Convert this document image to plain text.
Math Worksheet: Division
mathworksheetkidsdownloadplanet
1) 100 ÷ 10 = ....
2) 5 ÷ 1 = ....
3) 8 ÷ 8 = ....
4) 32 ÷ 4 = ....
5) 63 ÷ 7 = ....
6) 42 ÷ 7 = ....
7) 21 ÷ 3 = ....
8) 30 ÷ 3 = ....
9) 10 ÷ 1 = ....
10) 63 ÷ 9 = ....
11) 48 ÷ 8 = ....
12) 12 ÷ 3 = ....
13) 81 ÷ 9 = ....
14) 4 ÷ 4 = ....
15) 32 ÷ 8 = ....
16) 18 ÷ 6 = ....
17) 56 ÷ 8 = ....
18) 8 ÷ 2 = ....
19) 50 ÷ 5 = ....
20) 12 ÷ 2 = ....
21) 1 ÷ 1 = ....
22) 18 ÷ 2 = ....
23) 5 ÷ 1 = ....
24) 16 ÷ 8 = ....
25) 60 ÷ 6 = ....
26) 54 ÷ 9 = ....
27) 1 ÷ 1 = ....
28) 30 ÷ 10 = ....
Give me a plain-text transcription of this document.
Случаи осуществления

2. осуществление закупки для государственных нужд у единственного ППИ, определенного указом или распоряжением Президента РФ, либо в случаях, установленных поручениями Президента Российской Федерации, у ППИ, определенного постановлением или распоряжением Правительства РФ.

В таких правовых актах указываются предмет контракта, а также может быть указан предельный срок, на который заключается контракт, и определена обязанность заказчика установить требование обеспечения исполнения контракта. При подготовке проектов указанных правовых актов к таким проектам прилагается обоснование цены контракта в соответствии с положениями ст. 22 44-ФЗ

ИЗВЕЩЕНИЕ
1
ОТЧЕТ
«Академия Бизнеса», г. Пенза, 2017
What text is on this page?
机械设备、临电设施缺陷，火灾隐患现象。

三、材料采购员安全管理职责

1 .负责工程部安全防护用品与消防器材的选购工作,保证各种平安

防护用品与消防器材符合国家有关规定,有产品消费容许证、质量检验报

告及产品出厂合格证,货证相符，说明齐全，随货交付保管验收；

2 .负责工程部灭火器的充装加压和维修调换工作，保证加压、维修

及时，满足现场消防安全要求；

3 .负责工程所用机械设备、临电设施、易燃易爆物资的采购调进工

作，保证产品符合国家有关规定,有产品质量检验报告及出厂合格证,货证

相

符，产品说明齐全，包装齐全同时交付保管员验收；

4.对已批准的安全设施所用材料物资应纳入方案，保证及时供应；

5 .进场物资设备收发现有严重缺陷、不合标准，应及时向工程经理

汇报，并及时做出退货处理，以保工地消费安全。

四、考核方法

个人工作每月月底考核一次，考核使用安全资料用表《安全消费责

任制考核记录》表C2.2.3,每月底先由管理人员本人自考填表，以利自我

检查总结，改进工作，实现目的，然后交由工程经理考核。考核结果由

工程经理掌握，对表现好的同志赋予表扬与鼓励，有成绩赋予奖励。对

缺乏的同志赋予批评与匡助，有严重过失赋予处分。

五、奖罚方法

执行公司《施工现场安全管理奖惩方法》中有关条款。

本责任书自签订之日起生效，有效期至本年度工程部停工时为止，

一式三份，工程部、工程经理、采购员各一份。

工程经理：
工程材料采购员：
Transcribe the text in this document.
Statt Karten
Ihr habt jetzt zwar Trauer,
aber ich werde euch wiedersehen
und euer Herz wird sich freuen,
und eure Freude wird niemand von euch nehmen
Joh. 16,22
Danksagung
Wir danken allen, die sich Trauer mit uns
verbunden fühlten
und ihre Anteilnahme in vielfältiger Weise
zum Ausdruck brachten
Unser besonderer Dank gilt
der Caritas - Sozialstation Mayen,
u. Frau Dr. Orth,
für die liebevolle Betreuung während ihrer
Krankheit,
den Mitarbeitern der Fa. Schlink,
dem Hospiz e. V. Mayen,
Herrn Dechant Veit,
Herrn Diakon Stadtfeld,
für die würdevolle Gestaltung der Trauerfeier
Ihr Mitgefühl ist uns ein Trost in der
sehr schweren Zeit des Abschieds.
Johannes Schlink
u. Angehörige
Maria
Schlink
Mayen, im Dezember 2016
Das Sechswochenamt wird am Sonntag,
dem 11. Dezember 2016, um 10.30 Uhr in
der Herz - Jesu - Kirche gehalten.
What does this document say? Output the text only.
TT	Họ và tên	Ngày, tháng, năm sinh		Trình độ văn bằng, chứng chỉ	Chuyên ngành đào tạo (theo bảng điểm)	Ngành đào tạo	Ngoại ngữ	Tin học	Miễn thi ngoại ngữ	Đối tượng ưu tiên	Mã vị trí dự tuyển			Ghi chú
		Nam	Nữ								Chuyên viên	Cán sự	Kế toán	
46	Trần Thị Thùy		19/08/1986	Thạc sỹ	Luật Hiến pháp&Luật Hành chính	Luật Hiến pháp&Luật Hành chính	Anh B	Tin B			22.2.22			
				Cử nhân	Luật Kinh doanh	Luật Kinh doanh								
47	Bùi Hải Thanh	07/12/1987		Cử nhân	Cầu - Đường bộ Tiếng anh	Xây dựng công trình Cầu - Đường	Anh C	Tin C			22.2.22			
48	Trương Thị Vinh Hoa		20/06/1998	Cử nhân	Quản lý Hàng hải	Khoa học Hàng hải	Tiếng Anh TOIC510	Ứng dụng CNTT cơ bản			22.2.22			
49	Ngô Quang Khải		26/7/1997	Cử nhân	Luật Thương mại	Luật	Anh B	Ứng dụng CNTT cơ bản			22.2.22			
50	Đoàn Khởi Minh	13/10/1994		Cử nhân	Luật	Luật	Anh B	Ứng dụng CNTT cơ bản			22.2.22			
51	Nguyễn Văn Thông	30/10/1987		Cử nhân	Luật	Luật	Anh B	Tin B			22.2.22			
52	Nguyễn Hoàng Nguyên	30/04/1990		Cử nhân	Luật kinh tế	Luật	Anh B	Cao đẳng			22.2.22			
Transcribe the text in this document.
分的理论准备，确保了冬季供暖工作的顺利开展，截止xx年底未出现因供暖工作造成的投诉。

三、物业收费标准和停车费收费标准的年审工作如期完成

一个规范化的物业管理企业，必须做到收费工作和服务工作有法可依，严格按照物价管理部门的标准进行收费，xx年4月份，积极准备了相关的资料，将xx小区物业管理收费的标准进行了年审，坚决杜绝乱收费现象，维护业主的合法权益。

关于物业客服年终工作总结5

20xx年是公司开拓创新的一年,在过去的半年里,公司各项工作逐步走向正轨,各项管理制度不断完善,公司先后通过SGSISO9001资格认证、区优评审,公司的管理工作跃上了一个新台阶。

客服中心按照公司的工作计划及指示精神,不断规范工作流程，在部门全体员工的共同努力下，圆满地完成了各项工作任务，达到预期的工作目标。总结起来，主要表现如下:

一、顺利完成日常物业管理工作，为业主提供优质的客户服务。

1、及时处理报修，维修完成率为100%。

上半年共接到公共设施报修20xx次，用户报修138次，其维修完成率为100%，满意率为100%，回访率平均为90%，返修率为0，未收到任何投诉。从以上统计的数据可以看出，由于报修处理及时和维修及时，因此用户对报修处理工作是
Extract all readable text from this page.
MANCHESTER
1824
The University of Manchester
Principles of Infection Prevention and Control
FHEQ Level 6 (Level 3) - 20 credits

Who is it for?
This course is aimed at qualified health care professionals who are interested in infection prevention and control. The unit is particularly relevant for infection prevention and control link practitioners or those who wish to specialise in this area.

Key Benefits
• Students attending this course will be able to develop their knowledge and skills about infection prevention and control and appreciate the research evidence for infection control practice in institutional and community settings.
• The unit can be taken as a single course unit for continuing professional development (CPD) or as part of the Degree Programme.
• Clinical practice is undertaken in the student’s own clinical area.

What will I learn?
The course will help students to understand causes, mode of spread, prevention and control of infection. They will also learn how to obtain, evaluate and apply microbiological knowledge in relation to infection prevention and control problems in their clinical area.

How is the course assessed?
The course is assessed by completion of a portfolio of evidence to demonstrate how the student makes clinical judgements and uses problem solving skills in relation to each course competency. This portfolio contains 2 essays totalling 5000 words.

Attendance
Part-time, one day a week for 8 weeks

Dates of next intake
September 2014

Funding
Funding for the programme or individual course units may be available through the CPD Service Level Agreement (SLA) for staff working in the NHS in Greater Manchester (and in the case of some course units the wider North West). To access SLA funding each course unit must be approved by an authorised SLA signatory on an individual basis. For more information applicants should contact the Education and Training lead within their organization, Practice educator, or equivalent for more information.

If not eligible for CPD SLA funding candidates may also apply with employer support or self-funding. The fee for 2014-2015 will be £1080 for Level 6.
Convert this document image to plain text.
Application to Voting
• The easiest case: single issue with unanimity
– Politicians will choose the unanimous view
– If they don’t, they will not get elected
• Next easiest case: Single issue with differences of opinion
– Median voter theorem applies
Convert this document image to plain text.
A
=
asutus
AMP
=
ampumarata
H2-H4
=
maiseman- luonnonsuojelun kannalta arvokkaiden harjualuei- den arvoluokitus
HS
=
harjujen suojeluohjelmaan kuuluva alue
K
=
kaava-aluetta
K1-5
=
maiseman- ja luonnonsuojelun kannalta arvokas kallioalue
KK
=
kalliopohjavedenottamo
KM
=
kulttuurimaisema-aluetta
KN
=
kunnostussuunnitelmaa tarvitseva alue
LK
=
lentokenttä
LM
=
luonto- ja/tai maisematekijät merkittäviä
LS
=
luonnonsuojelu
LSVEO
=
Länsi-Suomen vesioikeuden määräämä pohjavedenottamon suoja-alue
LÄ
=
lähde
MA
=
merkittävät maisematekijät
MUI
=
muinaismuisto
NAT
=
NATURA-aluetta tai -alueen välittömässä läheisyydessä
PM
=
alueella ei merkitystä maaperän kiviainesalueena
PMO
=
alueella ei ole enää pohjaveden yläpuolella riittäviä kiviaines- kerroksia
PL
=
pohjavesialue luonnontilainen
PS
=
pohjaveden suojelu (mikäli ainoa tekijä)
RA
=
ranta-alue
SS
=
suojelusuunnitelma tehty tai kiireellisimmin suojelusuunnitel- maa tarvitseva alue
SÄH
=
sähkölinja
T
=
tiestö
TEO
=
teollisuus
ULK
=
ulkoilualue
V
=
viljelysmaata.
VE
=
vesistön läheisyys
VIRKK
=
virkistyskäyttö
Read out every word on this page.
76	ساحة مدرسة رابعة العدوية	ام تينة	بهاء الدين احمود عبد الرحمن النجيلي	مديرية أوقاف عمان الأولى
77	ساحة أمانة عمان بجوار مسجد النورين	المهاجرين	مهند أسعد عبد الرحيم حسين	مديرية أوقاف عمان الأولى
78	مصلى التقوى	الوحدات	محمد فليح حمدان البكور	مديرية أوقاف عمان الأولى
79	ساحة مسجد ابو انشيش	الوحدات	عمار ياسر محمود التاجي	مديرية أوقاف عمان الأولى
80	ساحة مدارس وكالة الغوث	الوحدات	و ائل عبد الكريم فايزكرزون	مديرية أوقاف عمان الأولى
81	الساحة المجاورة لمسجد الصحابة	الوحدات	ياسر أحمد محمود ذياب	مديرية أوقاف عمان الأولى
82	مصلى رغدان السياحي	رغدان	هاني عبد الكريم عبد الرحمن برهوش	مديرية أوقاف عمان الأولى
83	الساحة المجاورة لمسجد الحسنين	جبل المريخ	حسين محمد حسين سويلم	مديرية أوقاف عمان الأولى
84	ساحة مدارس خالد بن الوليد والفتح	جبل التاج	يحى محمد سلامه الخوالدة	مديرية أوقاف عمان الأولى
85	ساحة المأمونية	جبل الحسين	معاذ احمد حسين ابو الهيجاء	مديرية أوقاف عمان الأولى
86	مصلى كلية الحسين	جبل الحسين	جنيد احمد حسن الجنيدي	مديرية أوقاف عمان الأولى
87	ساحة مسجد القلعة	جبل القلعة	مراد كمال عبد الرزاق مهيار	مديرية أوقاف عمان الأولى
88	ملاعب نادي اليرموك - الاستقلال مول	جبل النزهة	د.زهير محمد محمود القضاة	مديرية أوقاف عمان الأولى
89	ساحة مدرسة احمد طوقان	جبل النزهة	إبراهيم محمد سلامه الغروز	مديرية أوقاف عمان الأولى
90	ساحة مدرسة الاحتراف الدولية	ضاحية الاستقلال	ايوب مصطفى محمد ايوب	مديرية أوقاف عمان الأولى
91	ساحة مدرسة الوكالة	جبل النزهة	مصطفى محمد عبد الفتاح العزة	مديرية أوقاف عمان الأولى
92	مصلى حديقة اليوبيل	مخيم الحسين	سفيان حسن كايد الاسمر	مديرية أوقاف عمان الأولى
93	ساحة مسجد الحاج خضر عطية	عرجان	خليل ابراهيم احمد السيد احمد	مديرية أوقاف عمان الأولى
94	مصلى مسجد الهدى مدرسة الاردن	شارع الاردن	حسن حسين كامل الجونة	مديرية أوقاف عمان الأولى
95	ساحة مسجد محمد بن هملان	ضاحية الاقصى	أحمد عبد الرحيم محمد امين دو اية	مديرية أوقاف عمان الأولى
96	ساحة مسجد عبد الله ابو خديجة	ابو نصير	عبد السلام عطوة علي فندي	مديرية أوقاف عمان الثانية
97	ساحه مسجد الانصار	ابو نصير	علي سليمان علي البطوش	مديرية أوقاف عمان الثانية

———

» PROBLEM TO WORK ON
Check every line of the data, and copy the ones that contain "Dezember".

» RESPONSE
Mayen, im Dezember 2016
dem 11. Dezember 2016, um 10.30 Uhr in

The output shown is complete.